Locate all lines in the data below that hold "kind" and show them.

....

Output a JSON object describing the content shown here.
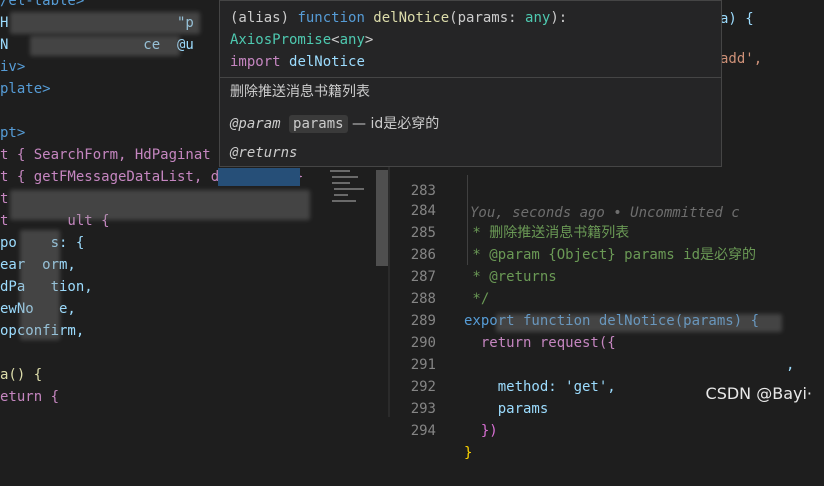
{
  "left_code": [
    {
      "txt": "/el-table>"
    },
    {
      "txt": "H                    \"p"
    },
    {
      "txt": "N                ce  @u"
    },
    {
      "txt": "iv>"
    },
    {
      "txt": "plate>"
    },
    {
      "txt": ""
    },
    {
      "txt": "pt>"
    },
    {
      "txt": "t { SearchForm, HdPaginat"
    },
    {
      "txt": "t { getFMessageDataList, delNotice }"
    },
    {
      "txt": "t"
    },
    {
      "txt": "t       ult {"
    },
    {
      "txt": "po    s: {"
    },
    {
      "txt": "ear  orm,"
    },
    {
      "txt": "dPa   tion,"
    },
    {
      "txt": "ewNo   e,"
    },
    {
      "txt": "opconfirm,"
    },
    {
      "txt": ""
    },
    {
      "txt": "a() {"
    },
    {
      "txt": "eturn {"
    }
  ],
  "hover": {
    "line1_alias": "(alias) ",
    "line1_kw": "function ",
    "line1_fn": "delNotice",
    "line1_rest": "(params: ",
    "line1_ty": "any",
    "line1_end": "):",
    "line2_ty": "AxiosPromise",
    "line2_lt": "<",
    "line2_any": "any",
    "line2_gt": ">",
    "line3_kw": "import ",
    "line3_id": "delNotice",
    "description": "删除推送消息书籍列表",
    "param_tag": "@param",
    "param_name": "params",
    "param_desc": " — id是必穿的",
    "returns_tag": "@returns"
  },
  "right_code": {
    "lines": [
      {
        "num": "283",
        "blame": "You, seconds ago • Uncommitted c"
      },
      {
        "num": "284",
        "text": " * 删除推送消息书籍列表"
      },
      {
        "num": "285",
        "text": " * @param {Object} params id是必穿的"
      },
      {
        "num": "286",
        "text": " * @returns"
      },
      {
        "num": "287",
        "text": " */"
      },
      {
        "num": "288",
        "text": "export function delNotice(params) {"
      },
      {
        "num": "289",
        "text": "  return request({"
      },
      {
        "num": "290",
        "text": ","
      },
      {
        "num": "291",
        "text": "    method: 'get',"
      },
      {
        "num": "292",
        "text": "    params"
      },
      {
        "num": "293",
        "text": "  })"
      },
      {
        "num": "294",
        "text": "}"
      }
    ],
    "top_fragment_1": "a) {",
    "top_fragment_2": "add',"
  },
  "watermark": "CSDN @Bayi·"
}
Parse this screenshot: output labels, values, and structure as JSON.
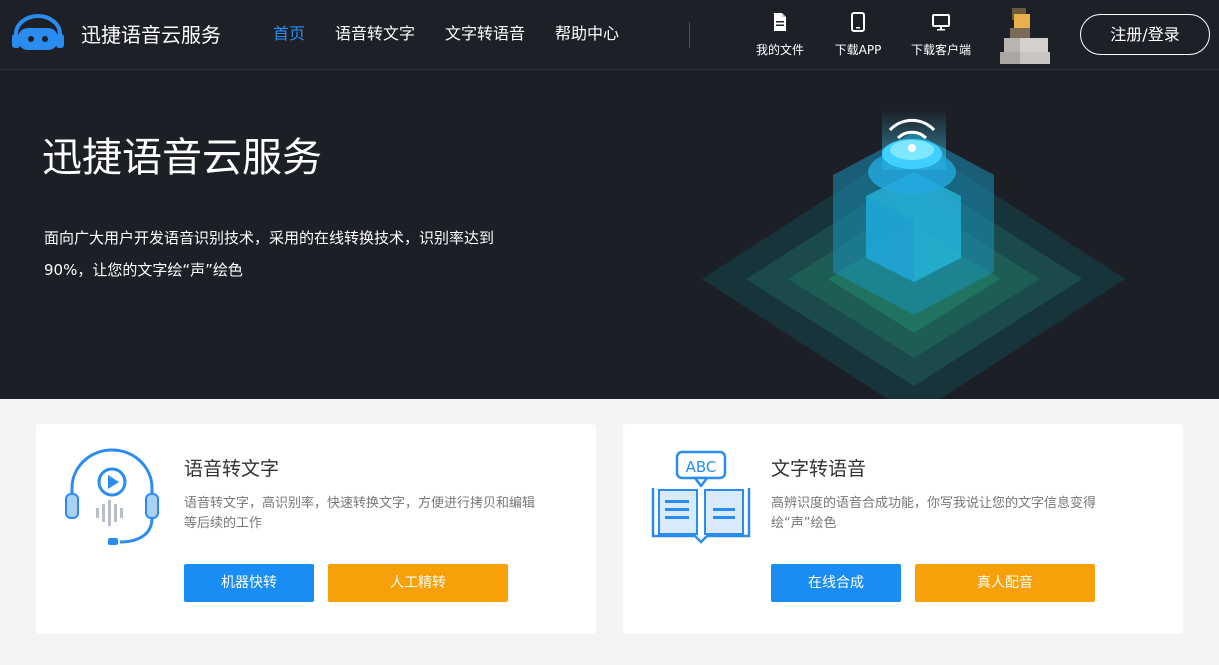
{
  "header": {
    "logo_text": "迅捷语音云服务",
    "nav": [
      "首页",
      "语音转文字",
      "文字转语音",
      "帮助中心"
    ],
    "tools": {
      "files": "我的文件",
      "app": "下载APP",
      "client": "下载客户端"
    },
    "login": "注册/登录"
  },
  "hero": {
    "title": "迅捷语音云服务",
    "desc_line1": "面向广大用户开发语音识别技术，采用的在线转换技术，识别率达到",
    "desc_line2": "90%，让您的文字绘“声”绘色"
  },
  "cards": [
    {
      "title": "语音转文字",
      "desc": "语音转文字，高识别率，快速转换文字，方便进行拷贝和编辑等后续的工作",
      "btn_primary": "机器快转",
      "btn_secondary": "人工精转"
    },
    {
      "title": "文字转语音",
      "icon_text": "ABC",
      "desc": "高辨识度的语音合成功能，你写我说让您的文字信息变得绘“声”绘色",
      "btn_primary": "在线合成",
      "btn_secondary": "真人配音"
    }
  ],
  "colors": {
    "accent": "#1a8df4",
    "orange": "#f8a007",
    "header_bg": "#1e2028"
  }
}
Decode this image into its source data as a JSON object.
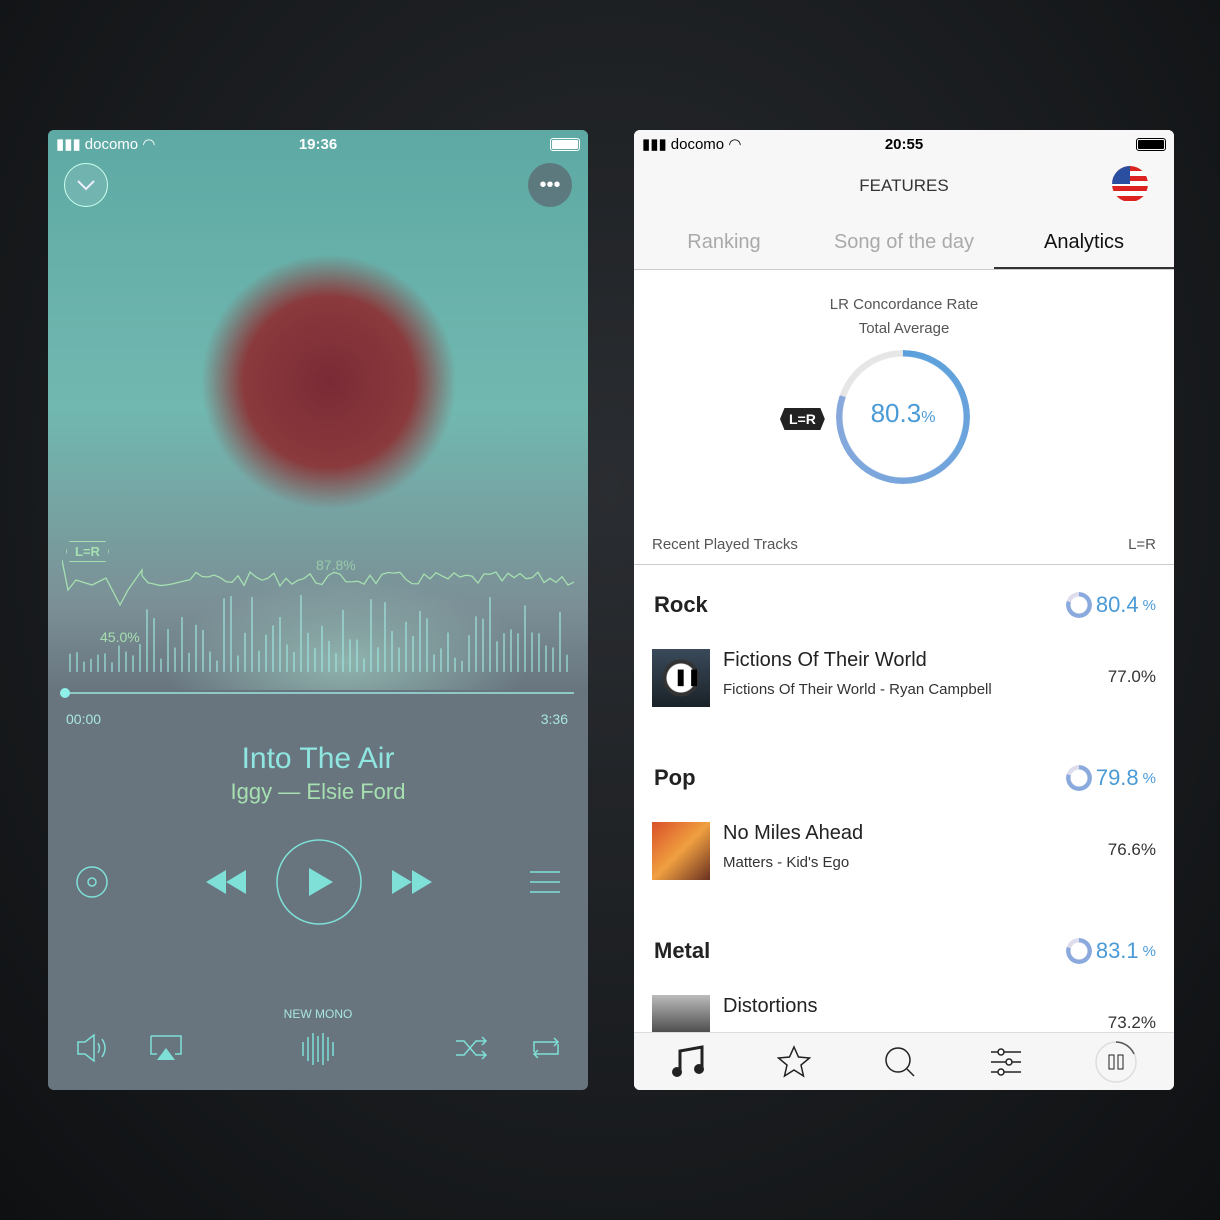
{
  "player": {
    "status": {
      "carrier": "docomo",
      "time": "19:36"
    },
    "badge": "L=R",
    "peak": "87.8%",
    "low": "45.0%",
    "progress": {
      "elapsed": "00:00",
      "duration": "3:36",
      "fraction": 0
    },
    "song": "Into The Air",
    "album": "Iggy",
    "separator": "—",
    "artist": "Elsie Ford",
    "mode": "NEW MONO",
    "colors": {
      "accent": "#7fe0d8",
      "line": "#a6e0b0"
    }
  },
  "features": {
    "status": {
      "carrier": "docomo",
      "time": "20:55"
    },
    "title": "FEATURES",
    "tabs": [
      {
        "label": "Ranking"
      },
      {
        "label": "Song of the day"
      },
      {
        "label": "Analytics",
        "active": true
      }
    ],
    "summary": {
      "label1": "LR Concordance Rate",
      "label2": "Total Average",
      "badge": "L=R",
      "value": "80.3",
      "unit": "%",
      "fraction": 0.803
    },
    "list_header": {
      "left": "Recent Played Tracks",
      "right": "L=R"
    },
    "genres": [
      {
        "name": "Rock",
        "value": "80.4",
        "unit": "%",
        "track": {
          "title": "Fictions Of Their World",
          "sub": "Fictions Of Their World - Ryan Campbell",
          "pct": "77.0%"
        }
      },
      {
        "name": "Pop",
        "value": "79.8",
        "unit": "%",
        "track": {
          "title": "No Miles Ahead",
          "sub": "Matters - Kid's Ego",
          "pct": "76.6%"
        }
      },
      {
        "name": "Metal",
        "value": "83.1",
        "unit": "%",
        "track": {
          "title": "Distortions",
          "sub": "",
          "pct": "73.2%"
        }
      }
    ],
    "nav": [
      "music-icon",
      "star-icon",
      "search-icon",
      "equalizer-icon",
      "pause-icon"
    ],
    "colors": {
      "accent": "#4a9ad6"
    }
  }
}
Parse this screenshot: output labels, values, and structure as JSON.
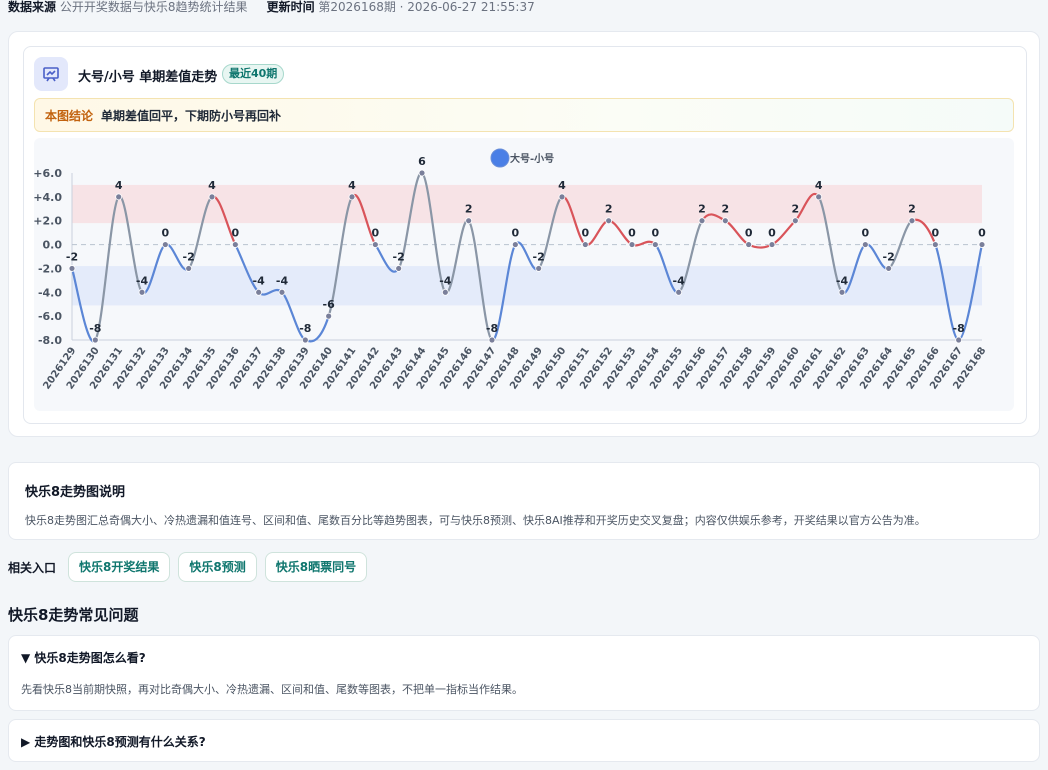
{
  "header": {
    "source_label": "数据来源",
    "source_value": "公开开奖数据与快乐8趋势统计结果",
    "update_label": "更新时间",
    "update_value": "第2026168期 · 2026-06-27 21:55:37"
  },
  "card": {
    "title": "大号/小号 单期差值走势",
    "badge": "最近40期",
    "conclusion_label": "本图结论",
    "conclusion_text": "单期差值回平，下期防小号再回补"
  },
  "chart_data": {
    "type": "line",
    "series": [
      {
        "name": "大号-小号",
        "values": [
          -2,
          -8,
          4,
          -4,
          0,
          -2,
          4,
          0,
          -4,
          -4,
          -8,
          -6,
          4,
          0,
          -2,
          6,
          -4,
          2,
          -8,
          0,
          -2,
          4,
          0,
          2,
          0,
          0,
          -4,
          2,
          2,
          0,
          0,
          2,
          4,
          -4,
          0,
          -2,
          2,
          0,
          -8,
          0
        ]
      }
    ],
    "categories": [
      "2026129",
      "2026130",
      "2026131",
      "2026132",
      "2026133",
      "2026134",
      "2026135",
      "2026136",
      "2026137",
      "2026138",
      "2026139",
      "2026140",
      "2026141",
      "2026142",
      "2026143",
      "2026144",
      "2026145",
      "2026146",
      "2026147",
      "2026148",
      "2026149",
      "2026150",
      "2026151",
      "2026152",
      "2026153",
      "2026154",
      "2026155",
      "2026156",
      "2026157",
      "2026158",
      "2026159",
      "2026160",
      "2026161",
      "2026162",
      "2026163",
      "2026164",
      "2026165",
      "2026166",
      "2026167",
      "2026168"
    ],
    "y_ticks": [
      "+6.0",
      "+4.0",
      "+2.0",
      "0.0",
      "-2.0",
      "-4.0",
      "-6.0",
      "-8.0"
    ],
    "ylim": [
      -8,
      6
    ],
    "bands": [
      {
        "name": "upper",
        "from": 1.8,
        "to": 5.0,
        "color": "#f7e3e6"
      },
      {
        "name": "lower",
        "from": -5.1,
        "to": -1.8,
        "color": "#e4ebfa"
      }
    ],
    "colors": {
      "positive": "#d9545a",
      "negative": "#5b86d6",
      "neutral": "#8a96a6",
      "legend": "#4a7fe6"
    }
  },
  "about": {
    "title": "快乐8走势图说明",
    "text": "快乐8走势图汇总奇偶大小、冷热遗漏和值连号、区间和值、尾数百分比等趋势图表，可与快乐8预测、快乐8AI推荐和开奖历史交叉复盘；内容仅供娱乐参考，开奖结果以官方公告为准。"
  },
  "related": {
    "label": "相关入口",
    "links": [
      "快乐8开奖结果",
      "快乐8预测",
      "快乐8晒票同号"
    ]
  },
  "faq": {
    "title": "快乐8走势常见问题",
    "items": [
      {
        "q": "▼ 快乐8走势图怎么看?",
        "a": "先看快乐8当前期快照，再对比奇偶大小、冷热遗漏、区间和值、尾数等图表，不把单一指标当作结果。"
      },
      {
        "q": "▶ 走势图和快乐8预测有什么关系?"
      }
    ]
  }
}
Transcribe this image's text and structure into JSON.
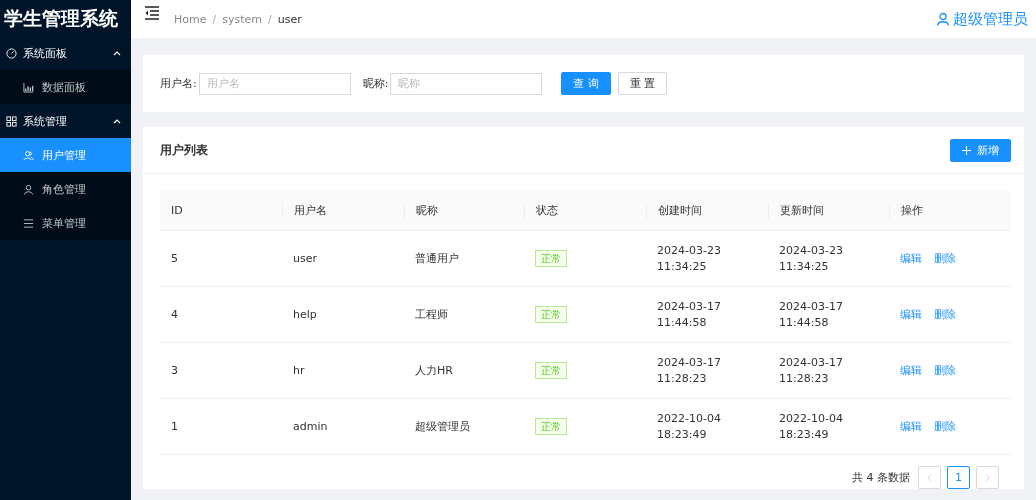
{
  "app_title": "学生管理系统",
  "sidebar": {
    "groups": [
      {
        "label": "系统面板",
        "kind": "gauge",
        "expanded": true,
        "children": [
          {
            "label": "数据面板",
            "kind": "chart",
            "selected": false
          }
        ]
      },
      {
        "label": "系统管理",
        "kind": "grid",
        "expanded": true,
        "children": [
          {
            "label": "用户管理",
            "kind": "users",
            "selected": true
          },
          {
            "label": "角色管理",
            "kind": "user",
            "selected": false
          },
          {
            "label": "菜单管理",
            "kind": "list",
            "selected": false
          }
        ]
      }
    ]
  },
  "breadcrumb": {
    "items": [
      "Home",
      "system",
      "user"
    ],
    "separator": "/"
  },
  "user_name": "超级管理员",
  "search": {
    "fields": [
      {
        "label": "用户名:",
        "placeholder": "用户名"
      },
      {
        "label": "昵称:",
        "placeholder": "昵称"
      }
    ],
    "buttons": [
      {
        "label": "查 询",
        "kind": "primary"
      },
      {
        "label": "重 置",
        "kind": "default"
      }
    ]
  },
  "list": {
    "title": "用户列表",
    "add_button": "新增",
    "columns": [
      "ID",
      "用户名",
      "昵称",
      "状态",
      "创建时间",
      "更新时间",
      "操作"
    ],
    "rows": [
      {
        "id": "5",
        "username": "user",
        "nickname": "普通用户",
        "status": "正常",
        "created": [
          "2024-03-23",
          "11:34:25"
        ],
        "updated": [
          "2024-03-23",
          "11:34:25"
        ],
        "actions": [
          "编辑",
          "删除"
        ]
      },
      {
        "id": "4",
        "username": "help",
        "nickname": "工程师",
        "status": "正常",
        "created": [
          "2024-03-17",
          "11:44:58"
        ],
        "updated": [
          "2024-03-17",
          "11:44:58"
        ],
        "actions": [
          "编辑",
          "删除"
        ]
      },
      {
        "id": "3",
        "username": "hr",
        "nickname": "人力HR",
        "status": "正常",
        "created": [
          "2024-03-17",
          "11:28:23"
        ],
        "updated": [
          "2024-03-17",
          "11:28:23"
        ],
        "actions": [
          "编辑",
          "删除"
        ]
      },
      {
        "id": "1",
        "username": "admin",
        "nickname": "超级管理员",
        "status": "正常",
        "created": [
          "2022-10-04",
          "18:23:49"
        ],
        "updated": [
          "2022-10-04",
          "18:23:49"
        ],
        "actions": [
          "编辑",
          "删除"
        ]
      }
    ]
  },
  "pagination": {
    "total": "共 4 条数据",
    "pages": [
      {
        "label": "1",
        "selected": true
      }
    ],
    "prev_disabled": true,
    "next_disabled": true
  }
}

....

▶ TASK OUTPUT:
        "kind": "gauge",
            "kind": "chart",
        "kind": "grid",
            "kind": "users",
            "kind": "user",
            "kind": "list",
        "kind": "primary"
        "kind": "default"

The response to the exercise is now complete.